__Given problem__
Below is some material; set it all down exactly, apart from the pictures.

__Task material__
-------

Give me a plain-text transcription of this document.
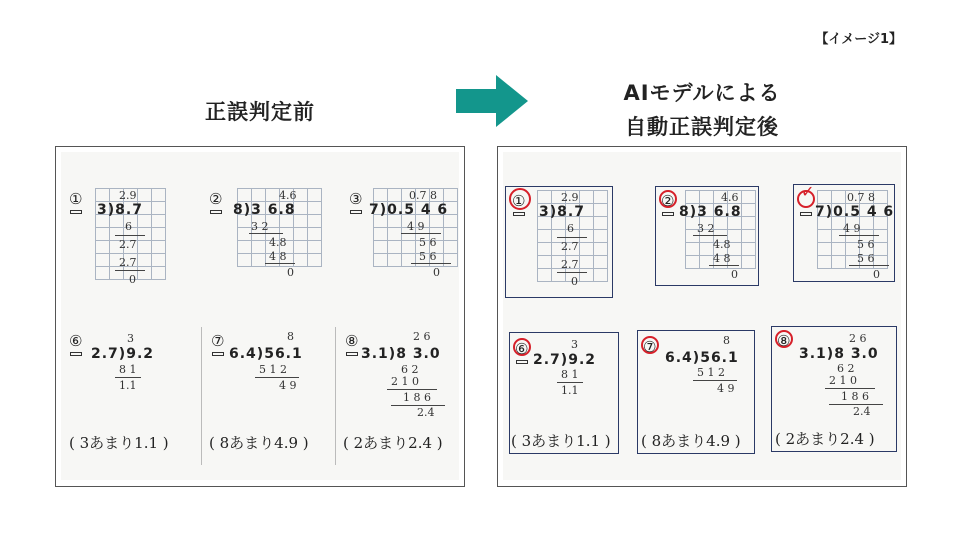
【イメージ1】
正誤判定前
AIモデルによる
自動正誤判定後
①

					2.9
3)8.7
6
2.7
2.7
0
②

						4.6
8)3 6.8
3 2
4.8
4 8
0
③

						0.7 8
7)0.5 4 6
4 9
5 6
5 6
0
⑥	3
2.7)9.2
8 1
1.1
( 3あまり1.1 )
⑦	8
6.4)56.1
5 1 2
4 9
( 8あまり4.9 )
⑧	2 6
3.1)8 3.0
6 2
2 1 0
1 8 6
2.4
( 2あまり2.4 )
①

					2.9
3)8.7
6
2.7
2.7
0
②

					4.6
8)3 6.8
3 2
4.8
4 8
0
✓

					0.7 8
7)0.5 4 6
4 9
5 6
5 6
0
⑥	3
2.7)9.2
8 1
1.1
( 3あまり1.1 )
⑦	8
6.4)56.1
5 1 2
4 9
( 8あまり4.9 )
⑧	2 6
3.1)8 3.0
6 2
2 1 0
1 8 6
2.4
( 2あまり2.4 )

-------

__Correct result__
Give me a plain-text transcription of this document.
【イメージ1】
正誤判定前
AIモデルによる
自動正誤判定後
①

					2.9
3)8.7
6
2.7
2.7
0
②

						4.6
8)3 6.8
3 2
4.8
4 8
0
③

						0.7 8
7)0.5 4 6
4 9
5 6
5 6
0
⑥	3
2.7)9.2
8 1
1.1
( 3あまり1.1 )
⑦	8
6.4)56.1
5 1 2
4 9
( 8あまり4.9 )
⑧	2 6
3.1)8 3.0
6 2
2 1 0
1 8 6
2.4
( 2あまり2.4 )
①

					2.9
3)8.7
6
2.7
2.7
0
②

					4.6
8)3 6.8
3 2
4.8
4 8
0
✓

					0.7 8
7)0.5 4 6
4 9
5 6
5 6
0
⑥	3
2.7)9.2
8 1
1.1
( 3あまり1.1 )
⑦	8
6.4)56.1
5 1 2
4 9
( 8あまり4.9 )
⑧	2 6
3.1)8 3.0
6 2
2 1 0
1 8 6
2.4
( 2あまり2.4 )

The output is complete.